**What to work on**.
Exactly as written, please set down all of the entries again, with no pictures.
START
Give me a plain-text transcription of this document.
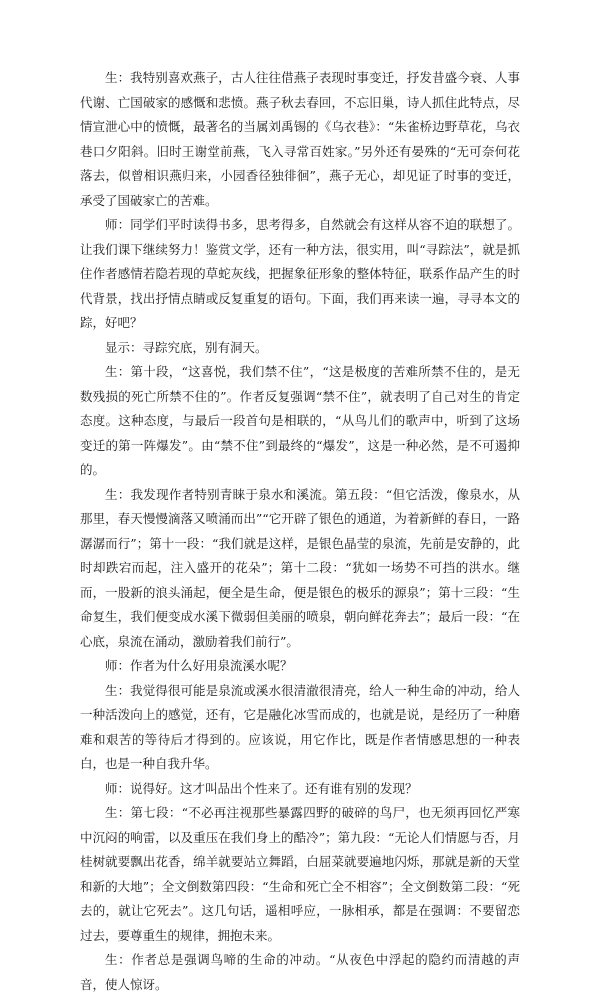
生：我特别喜欢燕子，古人往往借燕子表现时事变迁，抒发昔盛今衰、人事代谢、亡国破家的感慨和悲愤。燕子秋去春回，不忘旧巢，诗人抓住此特点，尽情宣泄心中的愤慨，最著名的当属刘禹锡的《乌衣巷》：“朱雀桥边野草花，乌衣巷口夕阳斜。旧时王谢堂前燕，飞入寻常百姓家。”另外还有晏殊的“无可奈何花落去，似曾相识燕归来，小园香径独徘徊”，燕子无心，却见证了时事的变迁，承受了国破家亡的苦难。

师：同学们平时读得书多，思考得多，自然就会有这样从容不迫的联想了。让我们课下继续努力！鉴赏文学，还有一种方法，很实用，叫“寻踪法”，就是抓住作者感情若隐若现的草蛇灰线，把握象征形象的整体特征，联系作品产生的时代背景，找出抒情点睛或反复重复的语句。下面，我们再来读一遍，寻寻本文的踪，好吧？

显示：寻踪究底，别有洞天。

生：第十段，“这喜悦，我们禁不住”，“这是极度的苦难所禁不住的，是无数残损的死亡所禁不住的”。作者反复强调“禁不住”，就表明了自己对生的肯定态度。这种态度，与最后一段首句是相联的，“从鸟儿们的歌声中，听到了这场变迁的第一阵爆发”。由“禁不住”到最终的“爆发”，这是一种必然，是不可遏抑的。

生：我发现作者特别青睐于泉水和溪流。第五段：“但它活泼，像泉水，从那里，春天慢慢滴落又喷涌而出”“它开辟了银色的通道，为着新鲜的春日，一路潺潺而行”；第十一段：“我们就是这样，是银色晶莹的泉流，先前是安静的，此时却跌宕而起，注入盛开的花朵”；第十二段：“犹如一场势不可挡的洪水。继而，一股新的浪头涌起，便全是生命，便是银色的极乐的源泉”；第十三段：“生命复生，我们便变成水溪下微弱但美丽的喷泉，朝向鲜花奔去”；最后一段：“在心底，泉流在涌动，激励着我们前行”。

师：作者为什么好用泉流溪水呢？

生：我觉得很可能是泉流或溪水很清澈很清亮，给人一种生命的冲动，给人一种活泼向上的感觉，还有，它是融化冰雪而成的，也就是说，是经历了一种磨难和艰苦的等待后才得到的。应该说，用它作比，既是作者情感思想的一种表白，也是一种自我升华。

师：说得好。这才叫品出个性来了。还有谁有别的发现？

生：第七段：“不必再注视那些暴露四野的破碎的鸟尸，也无须再回忆严寒中沉闷的响雷，以及重压在我们身上的酷冷”；第九段：“无论人们情愿与否，月桂树就要飘出花香，绵羊就要站立舞蹈，白屈菜就要遍地闪烁，那就是新的天堂和新的大地”；全文倒数第四段：“生命和死亡全不相容”；全文倒数第二段：“死去的，就让它死去”。这几句话，遥相呼应，一脉相承，都是在强调：不要留恋过去，要尊重生的规律，拥抱未来。

生：作者总是强调鸟啼的生命的冲动。“从夜色中浮起的隐约而清越的声音，使人惊讶。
END
**Result for this exercise**.
Give me a plain-text transcription of this document.
生：我特别喜欢燕子，古人往往借燕子表现时事变迁，抒发昔盛今衰、人事代谢、亡国破家的感慨和悲愤。燕子秋去春回，不忘旧巢，诗人抓住此特点，尽情宣泄心中的愤慨，最著名的当属刘禹锡的《乌衣巷》：“朱雀桥边野草花，乌衣巷口夕阳斜。旧时王谢堂前燕，飞入寻常百姓家。”另外还有晏殊的“无可奈何花落去，似曾相识燕归来，小园香径独徘徊”，燕子无心，却见证了时事的变迁，承受了国破家亡的苦难。

师：同学们平时读得书多，思考得多，自然就会有这样从容不迫的联想了。让我们课下继续努力！鉴赏文学，还有一种方法，很实用，叫“寻踪法”，就是抓住作者感情若隐若现的草蛇灰线，把握象征形象的整体特征，联系作品产生的时代背景，找出抒情点睛或反复重复的语句。下面，我们再来读一遍，寻寻本文的踪，好吧？

显示：寻踪究底，别有洞天。

生：第十段，“这喜悦，我们禁不住”，“这是极度的苦难所禁不住的，是无数残损的死亡所禁不住的”。作者反复强调“禁不住”，就表明了自己对生的肯定态度。这种态度，与最后一段首句是相联的，“从鸟儿们的歌声中，听到了这场变迁的第一阵爆发”。由“禁不住”到最终的“爆发”，这是一种必然，是不可遏抑的。

生：我发现作者特别青睐于泉水和溪流。第五段：“但它活泼，像泉水，从那里，春天慢慢滴落又喷涌而出”“它开辟了银色的通道，为着新鲜的春日，一路潺潺而行”；第十一段：“我们就是这样，是银色晶莹的泉流，先前是安静的，此时却跌宕而起，注入盛开的花朵”；第十二段：“犹如一场势不可挡的洪水。继而，一股新的浪头涌起，便全是生命，便是银色的极乐的源泉”；第十三段：“生命复生，我们便变成水溪下微弱但美丽的喷泉，朝向鲜花奔去”；最后一段：“在心底，泉流在涌动，激励着我们前行”。

师：作者为什么好用泉流溪水呢？

生：我觉得很可能是泉流或溪水很清澈很清亮，给人一种生命的冲动，给人一种活泼向上的感觉，还有，它是融化冰雪而成的，也就是说，是经历了一种磨难和艰苦的等待后才得到的。应该说，用它作比，既是作者情感思想的一种表白，也是一种自我升华。

师：说得好。这才叫品出个性来了。还有谁有别的发现？

生：第七段：“不必再注视那些暴露四野的破碎的鸟尸，也无须再回忆严寒中沉闷的响雷，以及重压在我们身上的酷冷”；第九段：“无论人们情愿与否，月桂树就要飘出花香，绵羊就要站立舞蹈，白屈菜就要遍地闪烁，那就是新的天堂和新的大地”；全文倒数第四段：“生命和死亡全不相容”；全文倒数第二段：“死去的，就让它死去”。这几句话，遥相呼应，一脉相承，都是在强调：不要留恋过去，要尊重生的规律，拥抱未来。

生：作者总是强调鸟啼的生命的冲动。“从夜色中浮起的隐约而清越的声音，使人惊讶。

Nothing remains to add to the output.